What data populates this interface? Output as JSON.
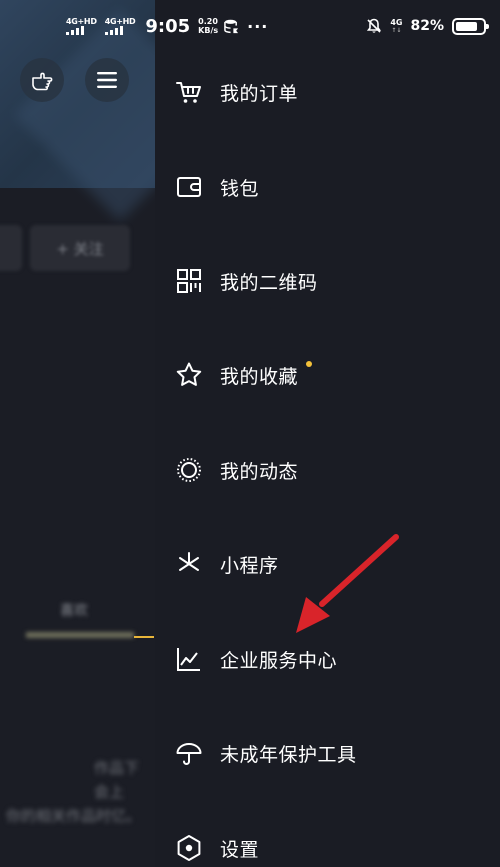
{
  "status_bar": {
    "signal1_tag": "4G+HD",
    "signal2_tag": "4G+HD",
    "time": "9:05",
    "speed_value": "0.20",
    "speed_unit": "KB/s",
    "more": "···",
    "net_type_top": "4G",
    "net_type_bottom": "↑↓",
    "battery_percent": "82%",
    "battery_level": 0.82
  },
  "background_page": {
    "follow_button_label": "+ 关注",
    "tab_label": "喜欢",
    "tab_dim_label": "",
    "blurred_text_line1": "作品下会上",
    "blurred_text_line2": "你的相关作品时亿。"
  },
  "menu": {
    "items": [
      {
        "id": "orders",
        "label": "我的订单",
        "icon": "cart-icon"
      },
      {
        "id": "wallet",
        "label": "钱包",
        "icon": "wallet-icon"
      },
      {
        "id": "qrcode",
        "label": "我的二维码",
        "icon": "qrcode-icon"
      },
      {
        "id": "favorites",
        "label": "我的收藏",
        "icon": "star-icon"
      },
      {
        "id": "moments",
        "label": "我的动态",
        "icon": "dotted-circle-icon"
      },
      {
        "id": "miniprogram",
        "label": "小程序",
        "icon": "asterisk-icon"
      },
      {
        "id": "enterprise",
        "label": "企业服务中心",
        "icon": "line-chart-icon"
      },
      {
        "id": "minor",
        "label": "未成年保护工具",
        "icon": "umbrella-icon"
      },
      {
        "id": "settings",
        "label": "设置",
        "icon": "hexagon-settings-icon"
      }
    ]
  },
  "colors": {
    "drawer_bg": "#1a1c24",
    "accent_yellow": "#f3c13a",
    "arrow_red": "#d9242a"
  }
}
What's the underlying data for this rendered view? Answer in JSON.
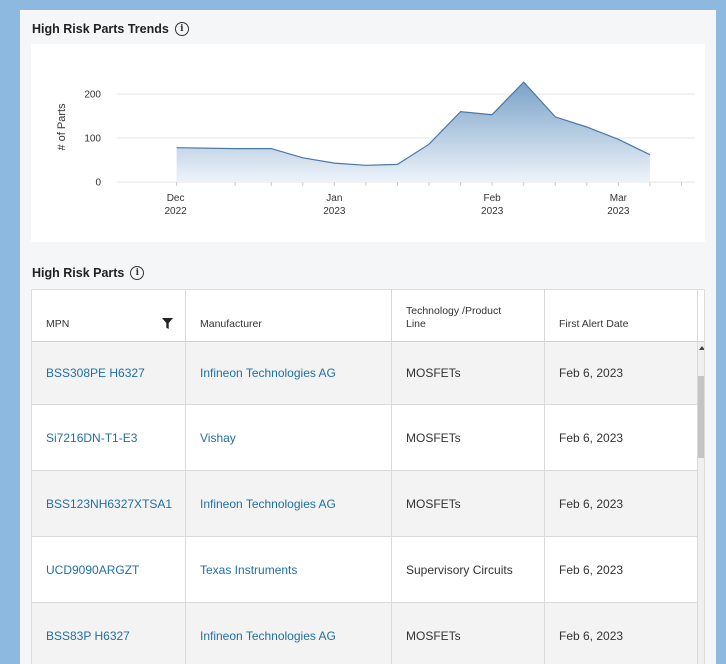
{
  "trends": {
    "title": "High Risk Parts Trends",
    "info_icon": "info-icon"
  },
  "chart_data": {
    "type": "area",
    "ylabel": "# of Parts",
    "xlabel": "",
    "yticks": [
      "0",
      "100",
      "200"
    ],
    "ylim": [
      0,
      250
    ],
    "grid": true,
    "x_tick_labels": [
      {
        "month": "Dec",
        "year": "2022"
      },
      {
        "month": "Jan",
        "year": "2023"
      },
      {
        "month": "Feb",
        "year": "2023"
      },
      {
        "month": "Mar",
        "year": "2023"
      }
    ],
    "x": [
      "2022-12-01",
      "2022-12-14",
      "2022-12-22",
      "2022-12-29",
      "2023-01-05",
      "2023-01-12",
      "2023-01-19",
      "2023-01-26",
      "2023-02-02",
      "2023-02-09",
      "2023-02-16",
      "2023-02-23",
      "2023-03-02",
      "2023-03-09",
      "2023-03-16"
    ],
    "values": [
      78,
      76,
      76,
      55,
      43,
      38,
      40,
      86,
      160,
      153,
      227,
      148,
      125,
      97,
      62
    ],
    "colors": {
      "line": "#4a78a6",
      "fill_top": "#7aa2c8",
      "fill_bottom": "#eef3f9"
    }
  },
  "parts": {
    "title": "High Risk Parts",
    "columns": [
      "MPN",
      "Manufacturer",
      "Technology /Product Line",
      "First Alert Date"
    ],
    "rows": [
      {
        "mpn": "BSS308PE H6327",
        "manufacturer": "Infineon Technologies AG",
        "tech": "MOSFETs",
        "date": "Feb 6, 2023"
      },
      {
        "mpn": "Si7216DN-T1-E3",
        "manufacturer": "Vishay",
        "tech": "MOSFETs",
        "date": "Feb 6, 2023"
      },
      {
        "mpn": "BSS123NH6327XTSA1",
        "manufacturer": "Infineon Technologies AG",
        "tech": "MOSFETs",
        "date": "Feb 6, 2023"
      },
      {
        "mpn": "UCD9090ARGZT",
        "manufacturer": "Texas Instruments",
        "tech": "Supervisory Circuits",
        "date": "Feb 6, 2023"
      },
      {
        "mpn": "BSS83P H6327",
        "manufacturer": "Infineon Technologies AG",
        "tech": "MOSFETs",
        "date": "Feb 6, 2023"
      }
    ]
  },
  "colors": {
    "link": "#1f6fa8",
    "page_bg": "#8db8e0"
  }
}
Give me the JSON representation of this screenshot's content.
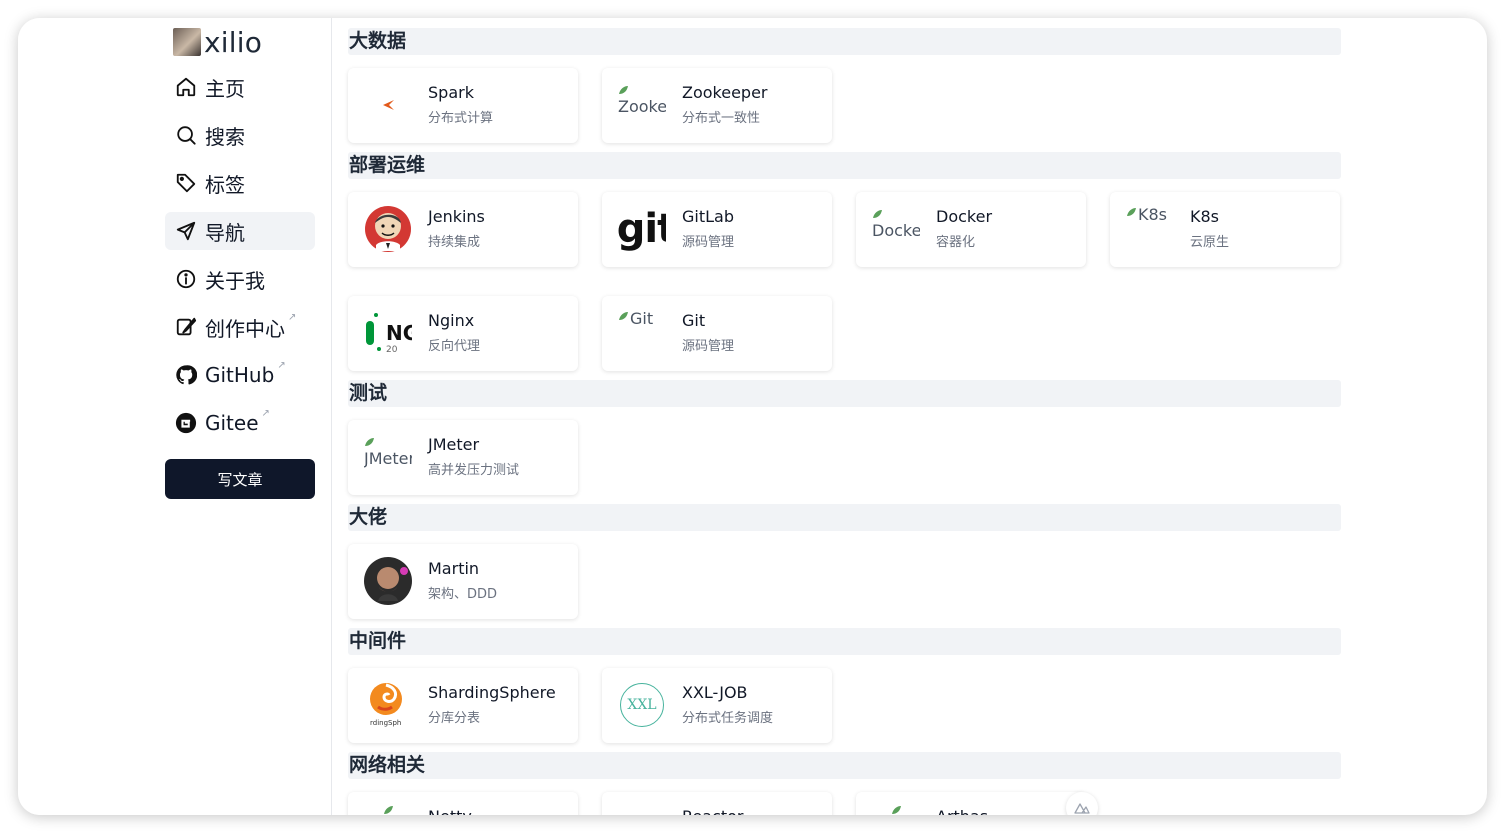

- **Task description**: Set down the lines of the records above exactly, apart from the pictures.

- **Task answer**:
What data populates this interface? Output as JSON.
{
  "status_bar": {
    "signal1_tag": "4G+HD",
    "signal2_tag": "4G+HD",
    "time": "9:05",
    "speed_value": "0.20",
    "speed_unit": "KB/s",
    "more": "···",
    "net_type_top": "4G",
    "net_type_bottom": "↑↓",
    "battery_percent": "82%",
    "battery_level": 0.82
  },
  "background_page": {
    "follow_button_label": "+ 关注",
    "tab_label": "喜欢",
    "tab_dim_label": "",
    "blurred_text_line1": "作品下会上",
    "blurred_text_line2": "你的相关作品时亿。"
  },
  "menu": {
    "items": [
      {
        "id": "orders",
        "label": "我的订单",
        "icon": "cart-icon"
      },
      {
        "id": "wallet",
        "label": "钱包",
        "icon": "wallet-icon"
      },
      {
        "id": "qrcode",
        "label": "我的二维码",
        "icon": "qrcode-icon"
      },
      {
        "id": "favorites",
        "label": "我的收藏",
        "icon": "star-icon"
      },
      {
        "id": "moments",
        "label": "我的动态",
        "icon": "dotted-circle-icon"
      },
      {
        "id": "miniprogram",
        "label": "小程序",
        "icon": "asterisk-icon"
      },
      {
        "id": "enterprise",
        "label": "企业服务中心",
        "icon": "line-chart-icon"
      },
      {
        "id": "minor",
        "label": "未成年保护工具",
        "icon": "umbrella-icon"
      },
      {
        "id": "settings",
        "label": "设置",
        "icon": "hexagon-settings-icon"
      }
    ]
  },
  "colors": {
    "drawer_bg": "#1a1c24",
    "accent_yellow": "#f3c13a",
    "arrow_red": "#d9242a"
  }
}
What's the underlying data for this rendered view? Answer in JSON.
{
  "trends": {
    "title": "High Risk Parts Trends",
    "info_icon": "info-icon"
  },
  "chart_data": {
    "type": "area",
    "ylabel": "# of Parts",
    "xlabel": "",
    "yticks": [
      "0",
      "100",
      "200"
    ],
    "ylim": [
      0,
      250
    ],
    "grid": true,
    "x_tick_labels": [
      {
        "month": "Dec",
        "year": "2022"
      },
      {
        "month": "Jan",
        "year": "2023"
      },
      {
        "month": "Feb",
        "year": "2023"
      },
      {
        "month": "Mar",
        "year": "2023"
      }
    ],
    "x": [
      "2022-12-01",
      "2022-12-14",
      "2022-12-22",
      "2022-12-29",
      "2023-01-05",
      "2023-01-12",
      "2023-01-19",
      "2023-01-26",
      "2023-02-02",
      "2023-02-09",
      "2023-02-16",
      "2023-02-23",
      "2023-03-02",
      "2023-03-09",
      "2023-03-16"
    ],
    "values": [
      78,
      76,
      76,
      55,
      43,
      38,
      40,
      86,
      160,
      153,
      227,
      148,
      125,
      97,
      62
    ],
    "colors": {
      "line": "#4a78a6",
      "fill_top": "#7aa2c8",
      "fill_bottom": "#eef3f9"
    }
  },
  "parts": {
    "title": "High Risk Parts",
    "columns": [
      "MPN",
      "Manufacturer",
      "Technology /Product Line",
      "First Alert Date"
    ],
    "rows": [
      {
        "mpn": "BSS308PE H6327",
        "manufacturer": "Infineon Technologies AG",
        "tech": "MOSFETs",
        "date": "Feb 6, 2023"
      },
      {
        "mpn": "Si7216DN-T1-E3",
        "manufacturer": "Vishay",
        "tech": "MOSFETs",
        "date": "Feb 6, 2023"
      },
      {
        "mpn": "BSS123NH6327XTSA1",
        "manufacturer": "Infineon Technologies AG",
        "tech": "MOSFETs",
        "date": "Feb 6, 2023"
      },
      {
        "mpn": "UCD9090ARGZT",
        "manufacturer": "Texas Instruments",
        "tech": "Supervisory Circuits",
        "date": "Feb 6, 2023"
      },
      {
        "mpn": "BSS83P H6327",
        "manufacturer": "Infineon Technologies AG",
        "tech": "MOSFETs",
        "date": "Feb 6, 2023"
      }
    ]
  },
  "colors": {
    "link": "#1f6fa8",
    "page_bg": "#8db8e0"
  }
}
Give me the JSON representation of this screenshot's content.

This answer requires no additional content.